Given request:
Extract the listing below in full, unchanged.

[START]

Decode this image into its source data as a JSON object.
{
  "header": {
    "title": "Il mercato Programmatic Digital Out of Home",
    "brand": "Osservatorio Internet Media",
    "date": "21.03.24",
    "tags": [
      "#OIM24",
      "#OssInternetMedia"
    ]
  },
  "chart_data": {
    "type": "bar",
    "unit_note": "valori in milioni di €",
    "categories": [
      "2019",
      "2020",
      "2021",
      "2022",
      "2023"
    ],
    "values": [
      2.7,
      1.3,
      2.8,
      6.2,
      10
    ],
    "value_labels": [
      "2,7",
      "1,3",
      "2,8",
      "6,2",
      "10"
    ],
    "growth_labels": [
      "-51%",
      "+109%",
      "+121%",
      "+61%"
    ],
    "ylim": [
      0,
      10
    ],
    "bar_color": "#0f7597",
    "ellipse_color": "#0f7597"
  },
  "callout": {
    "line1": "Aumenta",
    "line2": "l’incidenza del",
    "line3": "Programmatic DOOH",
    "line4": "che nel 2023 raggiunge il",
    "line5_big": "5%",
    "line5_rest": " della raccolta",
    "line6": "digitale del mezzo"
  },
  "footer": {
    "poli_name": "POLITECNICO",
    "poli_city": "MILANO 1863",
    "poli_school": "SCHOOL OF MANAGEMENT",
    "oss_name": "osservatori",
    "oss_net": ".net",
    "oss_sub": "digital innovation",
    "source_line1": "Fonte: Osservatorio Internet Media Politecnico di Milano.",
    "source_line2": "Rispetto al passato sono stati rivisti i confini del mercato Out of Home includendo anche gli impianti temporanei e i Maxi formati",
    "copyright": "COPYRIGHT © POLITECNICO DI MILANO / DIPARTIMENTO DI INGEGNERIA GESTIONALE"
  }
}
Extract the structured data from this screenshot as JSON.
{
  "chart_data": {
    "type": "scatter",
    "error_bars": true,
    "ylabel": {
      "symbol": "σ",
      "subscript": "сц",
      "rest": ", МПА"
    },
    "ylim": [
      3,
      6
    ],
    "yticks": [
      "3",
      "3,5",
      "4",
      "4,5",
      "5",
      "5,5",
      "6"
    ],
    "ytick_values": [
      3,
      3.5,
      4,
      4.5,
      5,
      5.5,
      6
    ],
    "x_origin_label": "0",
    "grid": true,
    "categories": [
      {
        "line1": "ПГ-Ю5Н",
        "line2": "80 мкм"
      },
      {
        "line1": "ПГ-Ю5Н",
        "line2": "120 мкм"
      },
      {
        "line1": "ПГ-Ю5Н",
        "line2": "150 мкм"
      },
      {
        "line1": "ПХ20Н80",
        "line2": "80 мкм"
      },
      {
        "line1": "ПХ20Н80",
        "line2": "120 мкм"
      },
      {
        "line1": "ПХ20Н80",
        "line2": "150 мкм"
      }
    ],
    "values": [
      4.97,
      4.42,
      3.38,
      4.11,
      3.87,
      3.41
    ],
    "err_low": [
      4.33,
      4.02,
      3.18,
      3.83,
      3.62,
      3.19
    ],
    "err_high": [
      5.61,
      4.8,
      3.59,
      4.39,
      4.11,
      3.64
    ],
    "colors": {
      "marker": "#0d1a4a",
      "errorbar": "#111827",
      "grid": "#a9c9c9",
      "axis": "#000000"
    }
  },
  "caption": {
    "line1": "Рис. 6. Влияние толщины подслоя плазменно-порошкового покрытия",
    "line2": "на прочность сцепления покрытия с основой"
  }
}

[END]

Solution below:
Decode this image into its source data as a JSON object.
{
  "header": {
    "title": "Il mercato Programmatic Digital Out of Home",
    "brand": "Osservatorio Internet Media",
    "date": "21.03.24",
    "tags": [
      "#OIM24",
      "#OssInternetMedia"
    ]
  },
  "chart_data": {
    "type": "bar",
    "unit_note": "valori in milioni di €",
    "categories": [
      "2019",
      "2020",
      "2021",
      "2022",
      "2023"
    ],
    "values": [
      2.7,
      1.3,
      2.8,
      6.2,
      10
    ],
    "value_labels": [
      "2,7",
      "1,3",
      "2,8",
      "6,2",
      "10"
    ],
    "growth_labels": [
      "-51%",
      "+109%",
      "+121%",
      "+61%"
    ],
    "ylim": [
      0,
      10
    ],
    "bar_color": "#0f7597",
    "ellipse_color": "#0f7597"
  },
  "callout": {
    "line1": "Aumenta",
    "line2": "l’incidenza del",
    "line3": "Programmatic DOOH",
    "line4": "che nel 2023 raggiunge il",
    "line5_big": "5%",
    "line5_rest": " della raccolta",
    "line6": "digitale del mezzo"
  },
  "footer": {
    "poli_name": "POLITECNICO",
    "poli_city": "MILANO 1863",
    "poli_school": "SCHOOL OF MANAGEMENT",
    "oss_name": "osservatori",
    "oss_net": ".net",
    "oss_sub": "digital innovation",
    "source_line1": "Fonte: Osservatorio Internet Media Politecnico di Milano.",
    "source_line2": "Rispetto al passato sono stati rivisti i confini del mercato Out of Home includendo anche gli impianti temporanei e i Maxi formati",
    "copyright": "COPYRIGHT © POLITECNICO DI MILANO / DIPARTIMENTO DI INGEGNERIA GESTIONALE"
  }
}
Extract the structured data from this screenshot as JSON.
{
  "chart_data": {
    "type": "scatter",
    "error_bars": true,
    "ylabel": {
      "symbol": "σ",
      "subscript": "сц",
      "rest": ", МПА"
    },
    "ylim": [
      3,
      6
    ],
    "yticks": [
      "3",
      "3,5",
      "4",
      "4,5",
      "5",
      "5,5",
      "6"
    ],
    "ytick_values": [
      3,
      3.5,
      4,
      4.5,
      5,
      5.5,
      6
    ],
    "x_origin_label": "0",
    "grid": true,
    "categories": [
      {
        "line1": "ПГ-Ю5Н",
        "line2": "80 мкм"
      },
      {
        "line1": "ПГ-Ю5Н",
        "line2": "120 мкм"
      },
      {
        "line1": "ПГ-Ю5Н",
        "line2": "150 мкм"
      },
      {
        "line1": "ПХ20Н80",
        "line2": "80 мкм"
      },
      {
        "line1": "ПХ20Н80",
        "line2": "120 мкм"
      },
      {
        "line1": "ПХ20Н80",
        "line2": "150 мкм"
      }
    ],
    "values": [
      4.97,
      4.42,
      3.38,
      4.11,
      3.87,
      3.41
    ],
    "err_low": [
      4.33,
      4.02,
      3.18,
      3.83,
      3.62,
      3.19
    ],
    "err_high": [
      5.61,
      4.8,
      3.59,
      4.39,
      4.11,
      3.64
    ],
    "colors": {
      "marker": "#0d1a4a",
      "errorbar": "#111827",
      "grid": "#a9c9c9",
      "axis": "#000000"
    }
  },
  "caption": {
    "line1": "Рис. 6. Влияние толщины подслоя плазменно-порошкового покрытия",
    "line2": "на прочность сцепления покрытия с основой"
  }
}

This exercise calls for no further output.